begin

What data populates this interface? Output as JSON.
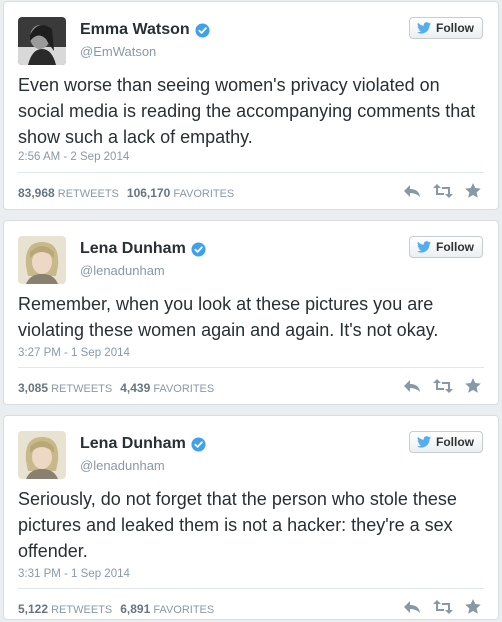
{
  "tweets": [
    {
      "name": "Emma Watson",
      "handle": "@EmWatson",
      "follow_label": "Follow",
      "text": "Even worse than seeing women's privacy violated on social media is reading the accompanying comments that show such a lack of empathy.",
      "time": "2:56 AM - 2 Sep 2014",
      "retweets": "83,968",
      "retweets_label": "RETWEETS",
      "favorites": "106,170",
      "favorites_label": "FAVORITES"
    },
    {
      "name": "Lena Dunham",
      "handle": "@lenadunham",
      "follow_label": "Follow",
      "text": "Remember, when you look at these pictures you are violating these women again and again. It's not okay.",
      "time": "3:27 PM - 1 Sep 2014",
      "retweets": "3,085",
      "retweets_label": "RETWEETS",
      "favorites": "4,439",
      "favorites_label": "FAVORITES"
    },
    {
      "name": "Lena Dunham",
      "handle": "@lenadunham",
      "follow_label": "Follow",
      "text": "Seriously, do not forget that the person who stole these pictures and leaked them is not a hacker: they're a sex offender.",
      "time": "3:31 PM - 1 Sep 2014",
      "retweets": "5,122",
      "retweets_label": "RETWEETS",
      "favorites": "6,891",
      "favorites_label": "FAVORITES"
    }
  ],
  "colors": {
    "verified": "#3ea1ec",
    "bird": "#55acee",
    "action_icon": "#8899a6"
  }
}
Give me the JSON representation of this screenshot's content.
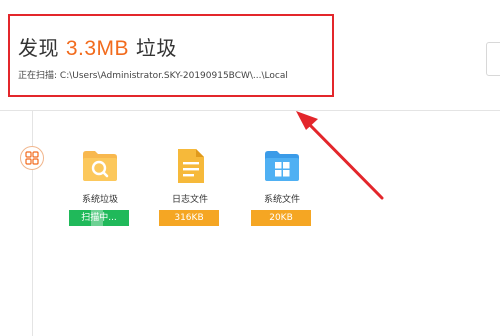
{
  "header": {
    "found_prefix": "发现",
    "found_size": "3.3MB",
    "found_suffix": "垃圾",
    "scan_label": "正在扫描:",
    "scan_path": "C:\\Users\\Administrator.SKY-20190915BCW\\...\\Local"
  },
  "items": [
    {
      "label": "系统垃圾",
      "status": "扫描中...",
      "status_color": "#20b95a",
      "icon": "search-folder-icon"
    },
    {
      "label": "日志文件",
      "status": "316KB",
      "status_color": "#f5a623",
      "icon": "log-file-icon"
    },
    {
      "label": "系统文件",
      "status": "20KB",
      "status_color": "#f5a623",
      "icon": "windows-file-icon"
    }
  ],
  "colors": {
    "accent": "#f26b1d",
    "highlight_box": "#e3262b",
    "scanning": "#20b95a",
    "done": "#f5a623"
  }
}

end

**EXERCISE AIM:** Would you return the data exactly as written, without the pictures?

**TASK SOLUTION:**
What data populates this interface? Output as JSON.
{
  "tweets": [
    {
      "name": "Emma Watson",
      "handle": "@EmWatson",
      "follow_label": "Follow",
      "text": "Even worse than seeing women's privacy violated on social media is reading the accompanying comments that show such a lack of empathy.",
      "time": "2:56 AM - 2 Sep 2014",
      "retweets": "83,968",
      "retweets_label": "RETWEETS",
      "favorites": "106,170",
      "favorites_label": "FAVORITES"
    },
    {
      "name": "Lena Dunham",
      "handle": "@lenadunham",
      "follow_label": "Follow",
      "text": "Remember, when you look at these pictures you are violating these women again and again. It's not okay.",
      "time": "3:27 PM - 1 Sep 2014",
      "retweets": "3,085",
      "retweets_label": "RETWEETS",
      "favorites": "4,439",
      "favorites_label": "FAVORITES"
    },
    {
      "name": "Lena Dunham",
      "handle": "@lenadunham",
      "follow_label": "Follow",
      "text": "Seriously, do not forget that the person who stole these pictures and leaked them is not a hacker: they're a sex offender.",
      "time": "3:31 PM - 1 Sep 2014",
      "retweets": "5,122",
      "retweets_label": "RETWEETS",
      "favorites": "6,891",
      "favorites_label": "FAVORITES"
    }
  ],
  "colors": {
    "verified": "#3ea1ec",
    "bird": "#55acee",
    "action_icon": "#8899a6"
  }
}
Give me the JSON representation of this screenshot's content.
{
  "header": {
    "found_prefix": "发现",
    "found_size": "3.3MB",
    "found_suffix": "垃圾",
    "scan_label": "正在扫描:",
    "scan_path": "C:\\Users\\Administrator.SKY-20190915BCW\\...\\Local"
  },
  "items": [
    {
      "label": "系统垃圾",
      "status": "扫描中...",
      "status_color": "#20b95a",
      "icon": "search-folder-icon"
    },
    {
      "label": "日志文件",
      "status": "316KB",
      "status_color": "#f5a623",
      "icon": "log-file-icon"
    },
    {
      "label": "系统文件",
      "status": "20KB",
      "status_color": "#f5a623",
      "icon": "windows-file-icon"
    }
  ],
  "colors": {
    "accent": "#f26b1d",
    "highlight_box": "#e3262b",
    "scanning": "#20b95a",
    "done": "#f5a623"
  }
}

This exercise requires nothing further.